• **The problem**: Every line holding the string "subunits" should be copied out of the listing.

== Dataset records ==

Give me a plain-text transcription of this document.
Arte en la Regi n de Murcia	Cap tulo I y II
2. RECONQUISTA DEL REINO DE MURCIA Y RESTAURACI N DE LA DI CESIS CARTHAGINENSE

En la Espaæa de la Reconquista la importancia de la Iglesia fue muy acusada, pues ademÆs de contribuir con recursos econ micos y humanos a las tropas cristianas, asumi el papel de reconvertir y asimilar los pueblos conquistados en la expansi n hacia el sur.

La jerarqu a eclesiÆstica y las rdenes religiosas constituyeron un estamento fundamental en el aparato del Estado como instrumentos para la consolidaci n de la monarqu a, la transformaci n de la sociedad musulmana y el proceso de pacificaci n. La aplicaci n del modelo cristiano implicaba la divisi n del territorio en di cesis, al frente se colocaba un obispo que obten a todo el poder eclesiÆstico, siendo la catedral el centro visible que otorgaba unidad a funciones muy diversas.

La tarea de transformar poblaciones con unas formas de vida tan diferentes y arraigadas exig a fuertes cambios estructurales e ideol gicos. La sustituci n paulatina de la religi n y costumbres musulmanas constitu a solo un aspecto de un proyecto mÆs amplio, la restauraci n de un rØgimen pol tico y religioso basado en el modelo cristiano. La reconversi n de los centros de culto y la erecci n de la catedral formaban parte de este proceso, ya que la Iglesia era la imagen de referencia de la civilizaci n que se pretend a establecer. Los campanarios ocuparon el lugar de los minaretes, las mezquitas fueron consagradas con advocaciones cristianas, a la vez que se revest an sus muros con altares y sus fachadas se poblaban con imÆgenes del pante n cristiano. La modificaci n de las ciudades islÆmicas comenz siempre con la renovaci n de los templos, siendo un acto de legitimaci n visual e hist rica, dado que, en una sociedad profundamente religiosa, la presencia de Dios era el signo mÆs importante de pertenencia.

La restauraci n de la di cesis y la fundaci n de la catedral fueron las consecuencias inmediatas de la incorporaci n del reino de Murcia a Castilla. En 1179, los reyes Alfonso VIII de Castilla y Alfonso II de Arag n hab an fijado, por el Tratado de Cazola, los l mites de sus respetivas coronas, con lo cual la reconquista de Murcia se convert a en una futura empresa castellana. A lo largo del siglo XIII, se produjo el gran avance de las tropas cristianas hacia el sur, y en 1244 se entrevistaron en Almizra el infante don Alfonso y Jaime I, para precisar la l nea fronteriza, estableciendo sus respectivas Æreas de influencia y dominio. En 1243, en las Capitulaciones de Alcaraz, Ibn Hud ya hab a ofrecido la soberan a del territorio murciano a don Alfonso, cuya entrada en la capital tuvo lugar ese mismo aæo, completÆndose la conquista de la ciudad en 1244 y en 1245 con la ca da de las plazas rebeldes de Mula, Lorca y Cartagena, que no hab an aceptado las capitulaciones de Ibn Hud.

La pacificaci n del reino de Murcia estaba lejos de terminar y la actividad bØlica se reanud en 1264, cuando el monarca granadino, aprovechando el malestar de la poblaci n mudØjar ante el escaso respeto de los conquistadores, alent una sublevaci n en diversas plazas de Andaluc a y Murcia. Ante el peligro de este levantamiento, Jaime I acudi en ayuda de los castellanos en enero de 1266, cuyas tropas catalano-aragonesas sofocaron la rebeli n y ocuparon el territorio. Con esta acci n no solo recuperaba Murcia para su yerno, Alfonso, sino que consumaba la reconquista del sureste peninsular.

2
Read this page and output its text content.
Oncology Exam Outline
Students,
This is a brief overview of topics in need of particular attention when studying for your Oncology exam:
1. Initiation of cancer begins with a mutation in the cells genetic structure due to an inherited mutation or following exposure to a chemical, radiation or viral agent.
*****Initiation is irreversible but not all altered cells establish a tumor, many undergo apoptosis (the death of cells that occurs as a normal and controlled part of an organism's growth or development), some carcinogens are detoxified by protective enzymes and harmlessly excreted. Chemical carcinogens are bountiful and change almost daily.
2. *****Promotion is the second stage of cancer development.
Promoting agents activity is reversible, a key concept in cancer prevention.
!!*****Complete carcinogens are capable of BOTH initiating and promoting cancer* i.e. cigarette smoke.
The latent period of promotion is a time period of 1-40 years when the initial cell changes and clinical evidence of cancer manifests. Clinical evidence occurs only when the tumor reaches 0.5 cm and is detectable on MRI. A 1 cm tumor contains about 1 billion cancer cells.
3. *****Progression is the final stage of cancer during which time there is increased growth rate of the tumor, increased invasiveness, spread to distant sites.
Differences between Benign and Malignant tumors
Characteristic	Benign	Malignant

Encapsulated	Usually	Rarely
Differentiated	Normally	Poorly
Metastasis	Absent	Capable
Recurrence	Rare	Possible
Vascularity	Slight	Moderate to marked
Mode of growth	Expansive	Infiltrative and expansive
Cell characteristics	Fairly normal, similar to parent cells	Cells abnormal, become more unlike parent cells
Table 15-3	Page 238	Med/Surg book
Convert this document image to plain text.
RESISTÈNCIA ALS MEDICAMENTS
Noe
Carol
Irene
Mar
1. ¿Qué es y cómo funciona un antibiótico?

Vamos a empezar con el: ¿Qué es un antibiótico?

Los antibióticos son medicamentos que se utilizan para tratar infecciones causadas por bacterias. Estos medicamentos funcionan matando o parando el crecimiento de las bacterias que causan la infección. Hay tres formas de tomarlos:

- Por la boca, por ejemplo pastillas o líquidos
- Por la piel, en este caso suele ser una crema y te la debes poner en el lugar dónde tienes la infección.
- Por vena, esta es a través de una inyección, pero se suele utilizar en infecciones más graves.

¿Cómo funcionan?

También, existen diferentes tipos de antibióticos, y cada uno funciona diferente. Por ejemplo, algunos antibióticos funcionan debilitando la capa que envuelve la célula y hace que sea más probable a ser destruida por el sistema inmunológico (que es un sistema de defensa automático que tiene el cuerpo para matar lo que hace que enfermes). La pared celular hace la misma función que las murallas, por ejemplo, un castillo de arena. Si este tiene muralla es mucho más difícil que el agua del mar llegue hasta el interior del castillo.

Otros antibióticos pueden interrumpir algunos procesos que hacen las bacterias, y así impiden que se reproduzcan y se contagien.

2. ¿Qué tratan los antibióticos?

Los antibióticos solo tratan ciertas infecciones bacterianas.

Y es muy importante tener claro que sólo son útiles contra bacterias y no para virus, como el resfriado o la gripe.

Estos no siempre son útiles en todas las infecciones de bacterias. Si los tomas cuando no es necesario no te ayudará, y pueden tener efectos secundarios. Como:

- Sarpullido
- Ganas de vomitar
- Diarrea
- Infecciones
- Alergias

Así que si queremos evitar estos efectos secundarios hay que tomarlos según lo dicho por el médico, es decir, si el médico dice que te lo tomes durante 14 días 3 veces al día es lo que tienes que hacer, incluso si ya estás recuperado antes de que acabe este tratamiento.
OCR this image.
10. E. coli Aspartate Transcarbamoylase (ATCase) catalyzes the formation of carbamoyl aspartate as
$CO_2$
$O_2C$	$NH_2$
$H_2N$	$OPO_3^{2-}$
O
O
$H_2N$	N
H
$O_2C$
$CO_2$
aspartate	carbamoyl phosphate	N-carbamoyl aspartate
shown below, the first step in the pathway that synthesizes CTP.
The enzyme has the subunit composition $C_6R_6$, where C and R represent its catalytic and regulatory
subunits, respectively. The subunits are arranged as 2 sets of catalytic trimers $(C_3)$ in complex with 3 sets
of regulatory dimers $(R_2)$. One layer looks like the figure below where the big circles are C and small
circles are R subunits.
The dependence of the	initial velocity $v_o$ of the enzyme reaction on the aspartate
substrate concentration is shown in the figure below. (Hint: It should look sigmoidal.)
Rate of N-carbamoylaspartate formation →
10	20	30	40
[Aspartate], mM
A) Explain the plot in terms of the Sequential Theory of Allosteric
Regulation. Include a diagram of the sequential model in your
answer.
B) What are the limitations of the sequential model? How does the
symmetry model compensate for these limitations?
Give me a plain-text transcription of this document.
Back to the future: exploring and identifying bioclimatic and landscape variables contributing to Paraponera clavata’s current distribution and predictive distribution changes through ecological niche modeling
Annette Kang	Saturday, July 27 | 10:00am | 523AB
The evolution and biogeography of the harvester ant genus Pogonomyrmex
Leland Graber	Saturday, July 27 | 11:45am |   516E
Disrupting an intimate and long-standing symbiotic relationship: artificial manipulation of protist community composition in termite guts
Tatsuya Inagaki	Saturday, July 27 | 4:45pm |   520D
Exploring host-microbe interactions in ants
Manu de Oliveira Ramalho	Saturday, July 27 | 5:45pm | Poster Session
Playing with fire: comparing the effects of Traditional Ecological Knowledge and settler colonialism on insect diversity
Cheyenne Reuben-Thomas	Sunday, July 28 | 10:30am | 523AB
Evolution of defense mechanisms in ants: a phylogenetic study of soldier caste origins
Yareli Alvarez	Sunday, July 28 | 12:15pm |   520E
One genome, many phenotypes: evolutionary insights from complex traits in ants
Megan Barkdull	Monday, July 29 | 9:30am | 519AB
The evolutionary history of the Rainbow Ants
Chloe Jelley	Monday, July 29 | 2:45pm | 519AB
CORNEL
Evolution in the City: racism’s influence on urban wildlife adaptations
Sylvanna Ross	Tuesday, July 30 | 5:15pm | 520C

===

• **Result of this task**:
subunits, respectively. The subunits are arranged as 2 sets of catalytic trimers $(C_3)$ in complex with 3 sets
circles are R subunits.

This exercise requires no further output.